═══ Teks Bacaan ═══
![]() |
Posted on May 9th 2020 |
Beredarnya data pengguna Zoom, Tokopedia, dan Bukalapak di dark web menambah daftar panjang perusahaan yang menjadi mangsa para peretas alias hacker. Terakhir, dikabarkan sebanyak 91 juta data pengguna Tokopedia, 13 juta data pengguna Bukalapak, dan setengah juta data pengguna Zoom beredar di situs gelap tersebut.
Meski disebutkan jika data pengguna di aplikasi masih tetap aman, tapi data-data pribadi lain seperti email, nomor ponsel, nama lengkap, hingga alamat sudah bocor dan bisa saja disalahgunakan.
Adanya kebocoran data ini membuat banyak pengguna menyalahkan perusahaan. Akan tetapi sebenarnya masalah ini jauh lebih besar dengan melibatkan hacker, wilayah tanpa batas hukum dari internet dan kegagalan kita sendiri dalam memilih kata sandi yang baik.
Masalah Kata Sandi
Dikutip dari CNN, ratusan juta akun telah menjadi korban pelanggaran data melalui phising, malware, dan berbagai serangan lain setiap tahun. Berdasarkan penghitungan yang dijalankan oleh Privacy Rights Clearinghouse yang berbasis di California, lebih dari 11,6 miliar rekaman telah dilanggar sejak 2005.
Akun-akun tersebut kemudian akan dibuang ke forum peretas atau dark web, kumpulan situs yang hanya bisa diakses oleh jenis browser tertentu yang disebut Tor (The Inion Router). Situs-situs dark web ini biasanya diakhiri dengan .onion.
Pada awal 2002, situs ini sebenarnya dibuat oleh Angkatan Laut Amerika Serikat agar mereka bisa melakukan komunikasi online secara anonim. Enkripsi dan anonimitas sistem kemudian ditingkatkan yang berarti sering digunakan untuk aktivitas ilegal, termasuk penjualan obat terlarang.
═══ Data ═══
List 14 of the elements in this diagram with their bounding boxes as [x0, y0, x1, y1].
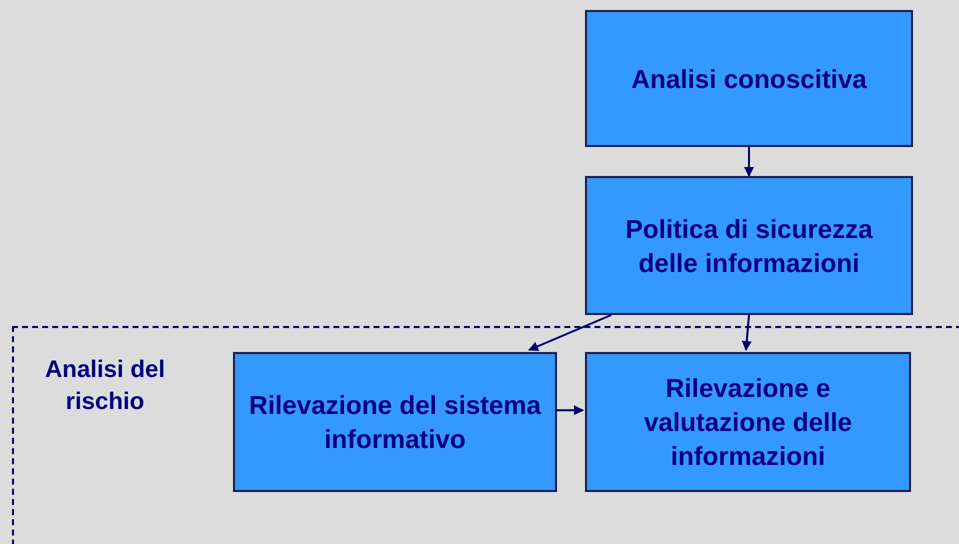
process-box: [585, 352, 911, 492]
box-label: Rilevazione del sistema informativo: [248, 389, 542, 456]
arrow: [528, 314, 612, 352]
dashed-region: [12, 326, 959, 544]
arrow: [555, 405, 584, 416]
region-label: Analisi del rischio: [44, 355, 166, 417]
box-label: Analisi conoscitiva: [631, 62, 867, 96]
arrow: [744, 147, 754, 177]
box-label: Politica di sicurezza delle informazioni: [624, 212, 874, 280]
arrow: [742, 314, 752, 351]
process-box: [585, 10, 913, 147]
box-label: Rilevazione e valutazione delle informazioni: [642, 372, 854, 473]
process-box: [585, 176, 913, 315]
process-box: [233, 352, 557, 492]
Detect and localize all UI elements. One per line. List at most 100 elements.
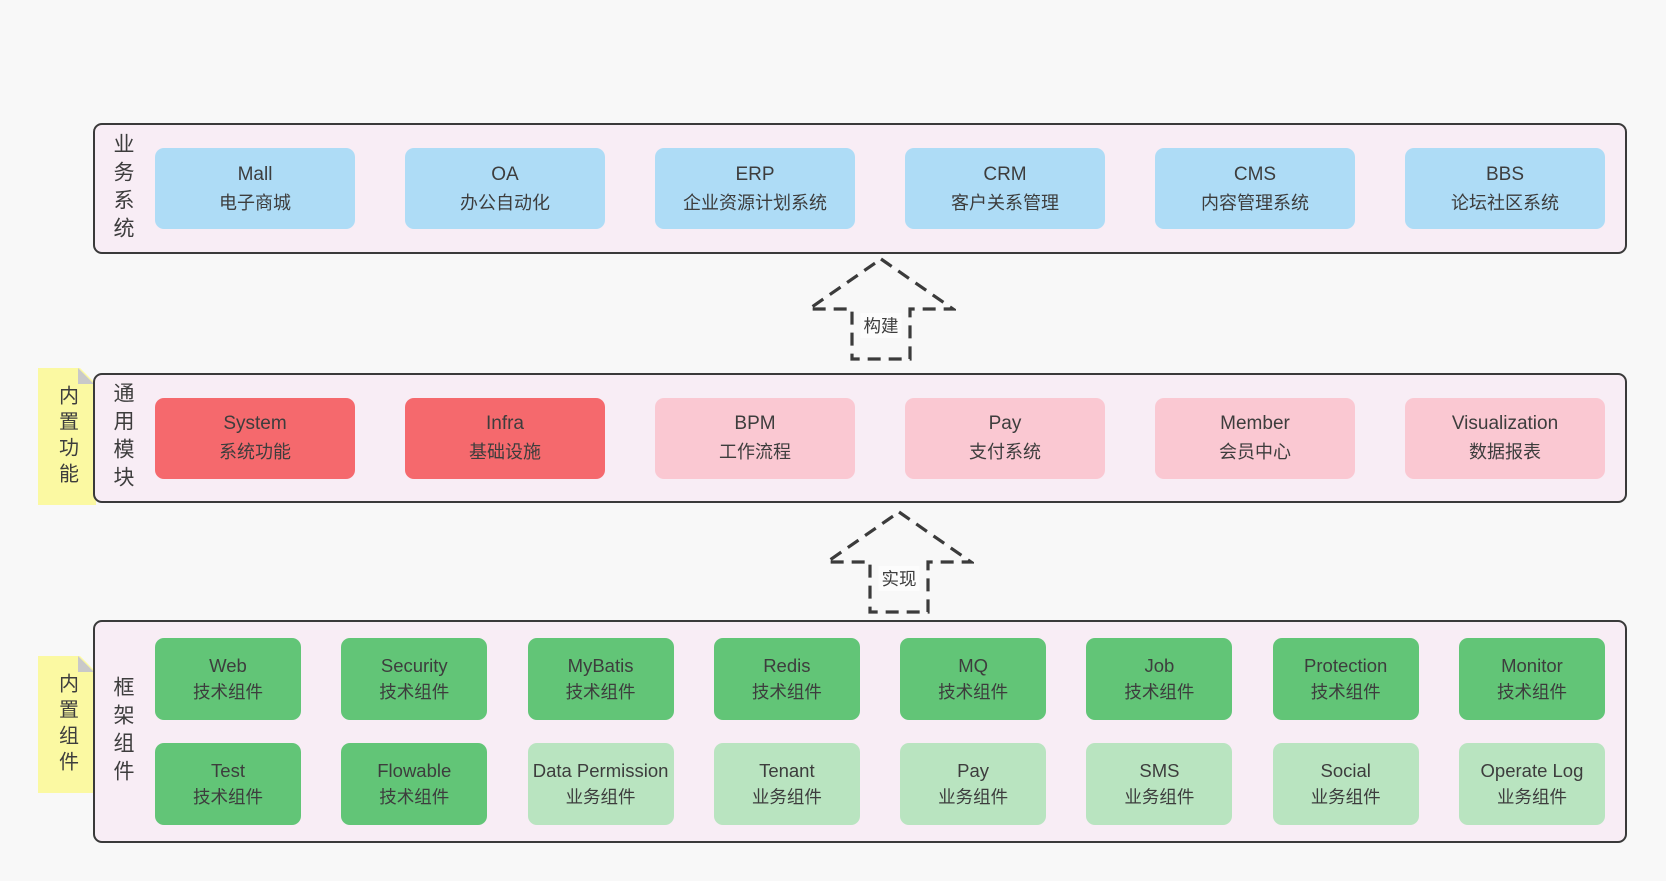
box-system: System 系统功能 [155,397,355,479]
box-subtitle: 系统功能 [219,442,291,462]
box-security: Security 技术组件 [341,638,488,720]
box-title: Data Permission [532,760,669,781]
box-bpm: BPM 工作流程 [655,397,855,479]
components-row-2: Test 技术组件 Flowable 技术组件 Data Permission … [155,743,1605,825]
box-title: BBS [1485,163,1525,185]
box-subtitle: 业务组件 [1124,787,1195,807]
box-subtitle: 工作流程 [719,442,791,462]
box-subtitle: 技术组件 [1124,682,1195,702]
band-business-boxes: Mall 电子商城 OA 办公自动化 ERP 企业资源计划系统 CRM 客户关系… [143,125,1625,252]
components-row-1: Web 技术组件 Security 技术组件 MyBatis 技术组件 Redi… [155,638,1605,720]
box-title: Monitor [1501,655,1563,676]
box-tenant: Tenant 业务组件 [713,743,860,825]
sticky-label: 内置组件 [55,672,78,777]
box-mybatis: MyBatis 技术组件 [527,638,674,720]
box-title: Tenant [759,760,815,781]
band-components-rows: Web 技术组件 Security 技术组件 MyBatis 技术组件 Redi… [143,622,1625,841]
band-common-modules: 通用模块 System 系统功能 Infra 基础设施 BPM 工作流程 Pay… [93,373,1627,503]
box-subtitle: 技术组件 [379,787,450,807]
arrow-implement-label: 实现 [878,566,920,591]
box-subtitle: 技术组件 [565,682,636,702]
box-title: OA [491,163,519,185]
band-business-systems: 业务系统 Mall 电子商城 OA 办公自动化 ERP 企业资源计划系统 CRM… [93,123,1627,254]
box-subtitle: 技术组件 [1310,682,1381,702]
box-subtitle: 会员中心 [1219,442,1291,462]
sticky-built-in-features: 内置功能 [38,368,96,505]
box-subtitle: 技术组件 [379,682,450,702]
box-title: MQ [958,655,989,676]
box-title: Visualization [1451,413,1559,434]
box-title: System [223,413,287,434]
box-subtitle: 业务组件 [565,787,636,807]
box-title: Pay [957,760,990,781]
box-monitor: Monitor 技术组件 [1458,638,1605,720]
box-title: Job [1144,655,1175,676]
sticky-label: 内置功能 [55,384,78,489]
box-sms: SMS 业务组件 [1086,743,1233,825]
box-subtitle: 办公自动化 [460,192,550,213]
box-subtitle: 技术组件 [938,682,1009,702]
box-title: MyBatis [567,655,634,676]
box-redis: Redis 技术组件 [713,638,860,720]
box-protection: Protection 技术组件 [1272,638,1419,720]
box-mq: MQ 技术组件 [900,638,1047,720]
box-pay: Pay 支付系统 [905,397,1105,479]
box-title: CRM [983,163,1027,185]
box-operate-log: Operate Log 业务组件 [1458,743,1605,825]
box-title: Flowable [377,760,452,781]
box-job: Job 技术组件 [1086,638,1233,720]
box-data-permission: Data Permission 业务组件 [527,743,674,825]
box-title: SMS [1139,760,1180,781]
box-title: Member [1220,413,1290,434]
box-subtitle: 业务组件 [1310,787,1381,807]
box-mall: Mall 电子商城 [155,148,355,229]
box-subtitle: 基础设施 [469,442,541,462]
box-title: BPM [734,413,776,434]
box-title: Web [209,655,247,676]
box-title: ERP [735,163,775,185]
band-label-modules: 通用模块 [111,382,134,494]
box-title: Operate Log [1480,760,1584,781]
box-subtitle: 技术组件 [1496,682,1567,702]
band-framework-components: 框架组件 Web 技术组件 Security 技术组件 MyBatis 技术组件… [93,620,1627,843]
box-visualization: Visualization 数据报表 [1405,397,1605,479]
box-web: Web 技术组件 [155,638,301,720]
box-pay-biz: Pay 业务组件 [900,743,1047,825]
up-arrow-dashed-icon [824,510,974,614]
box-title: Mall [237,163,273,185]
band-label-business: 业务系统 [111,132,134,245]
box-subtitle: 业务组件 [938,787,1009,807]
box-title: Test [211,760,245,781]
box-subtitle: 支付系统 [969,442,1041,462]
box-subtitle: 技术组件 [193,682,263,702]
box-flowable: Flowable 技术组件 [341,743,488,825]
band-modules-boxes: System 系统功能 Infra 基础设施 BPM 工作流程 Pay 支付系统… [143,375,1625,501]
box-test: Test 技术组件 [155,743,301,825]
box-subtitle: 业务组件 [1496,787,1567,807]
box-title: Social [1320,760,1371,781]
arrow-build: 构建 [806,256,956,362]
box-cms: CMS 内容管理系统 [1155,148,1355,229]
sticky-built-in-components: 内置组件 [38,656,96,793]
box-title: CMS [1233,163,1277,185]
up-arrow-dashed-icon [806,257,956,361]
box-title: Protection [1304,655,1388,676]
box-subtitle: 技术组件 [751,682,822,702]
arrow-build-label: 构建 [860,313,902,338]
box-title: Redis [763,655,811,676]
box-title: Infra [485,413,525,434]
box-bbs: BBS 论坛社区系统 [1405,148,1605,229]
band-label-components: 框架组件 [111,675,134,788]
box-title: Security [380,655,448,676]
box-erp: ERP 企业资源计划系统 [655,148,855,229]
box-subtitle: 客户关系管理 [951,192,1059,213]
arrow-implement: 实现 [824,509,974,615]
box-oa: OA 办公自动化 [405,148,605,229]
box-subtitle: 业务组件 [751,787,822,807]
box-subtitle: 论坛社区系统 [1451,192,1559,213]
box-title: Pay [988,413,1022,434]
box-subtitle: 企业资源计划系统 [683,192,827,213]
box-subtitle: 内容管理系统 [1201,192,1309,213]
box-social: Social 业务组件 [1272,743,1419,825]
═══
__Petunjuk A__. Tukarlah "process-box" dengan "step-box" pada baris-baris data, mulai dari baris yang memuat "process-box: [585, 352, 911, 492]" dan berhenti setelah baris yang memuat "Detect and localize". Tuliskan kembali hanya baris-baris itu dan biarkan bagian lainnya tetap sama.
__Petunjuk B__. Lanjutkan teks bacaan tentang kebocoran data pengguna di dark web setelah kalimat terakhirnya.

__Hasil Latihan A__.
step-box: [585, 352, 911, 492]
box-label: Rilevazione del sistema informativo: [248, 389, 542, 456]
arrow: [528, 314, 612, 352]
dashed-region: [12, 326, 959, 544]
arrow: [555, 405, 584, 416]
region-label: Analisi del rischio: [44, 355, 166, 417]
box-label: Analisi conoscitiva: [631, 62, 867, 96]
arrow: [744, 147, 754, 177]
box-label: Politica di sicurezza delle informazioni: [624, 212, 874, 280]
arrow: [742, 314, 752, 351]
step-box: [585, 10, 913, 147]
box-label: Rilevazione e valutazione delle informazioni: [642, 372, 854, 473]
step-box: [585, 176, 913, 315]
step-box: [233, 352, 557, 492]
Detect and localize all UI elements. One per line. List at most 100 elements.

__Hasil Latihan B__.
Data yang berhasil dicuri kemudian digunakan untuk mendapatkan akses di situs lain. Ini adalah teknik paling umum yang digunakan oleh para hacker untuk mengambil alih akun atau istilah populernya adalah credential stuffing.
Ahli keamanan cyber Bruce Schneiner mengatakan, para hacker yang berhasil melakukan peretasan data biasanya melakukan uji coba meretas akun yang menggunakan email sama. Peretasan ini biasanya berhasil karena password yang digunakan sama. Tak hanya Bruce, Microsoft bahkan pernah memperkirakan sekitar 73 persen pengguna internet menggunakan kata sandi yang sama untuk akun-akun mereka.
"Mata rantai terlemah adalah perilaku manusia. Kita sering berpikir jika semua ini membutuhkan banyak kemampuan teknis mendalam dan ilmiah, tetapi sebenarnya ini hanya algoritma. Hal ini membuat orang cenderung menggunakan kata sandi yang mudah diingat di banyak tempat," ujar Kiersten Todt, direktur pelaksana Cyber Readiness Institue, yang memberi masukan ke perusahaan tentang cara mengamankan jaringan.
Cari Tahu Apakah Akun Kalian Diretas
Ada banyak perusahaan yang menawarkan pemindaian dark web gratis, yang memungkinkan kalian mengirim informasi termasuk nomor jaminan sosial, informasi kartu kredit dan nomor telepon, jika kalian curiga telah diretas. Perusahaan tersebut kemudian akan menjelajahi dark web dan akan memberitahu jika menemukan sesuatu.
Tetapi pemindaian ini tidak seratus persen menjamin. "Hampir tidak mungkin sebuah perusahaan mencari di seluruh dark web. Pemindaian dapat mengungkap ketika data kalian telah diekspos, tetapi tidak dapat menemukan setiap permintaan untuk hal ini," tulis para peneliti di NortonLifeLock di sebuah postingan.
Jika kalian ingin cara lebih mudah dan tidak ingin membagikan informasi sensitif yang sama karena khawatir terekspos, beberapa situs menawarkan layanan yang memungkinkan untuk mengecek apakah ada peretasasn hanya dengan memasukkan alamat email.
Google (GOOGL) pada bulan Desember melakukan pembaruan ke browser Chrome yang dapat memperingatkan orang-orang jika nama pengguna atau sandi telah diretas. Cyble juga memiliki situs bernama amibreached.com yang dapat mengetahui apakah ada peretasan hanya dengan memasukkan alamat email.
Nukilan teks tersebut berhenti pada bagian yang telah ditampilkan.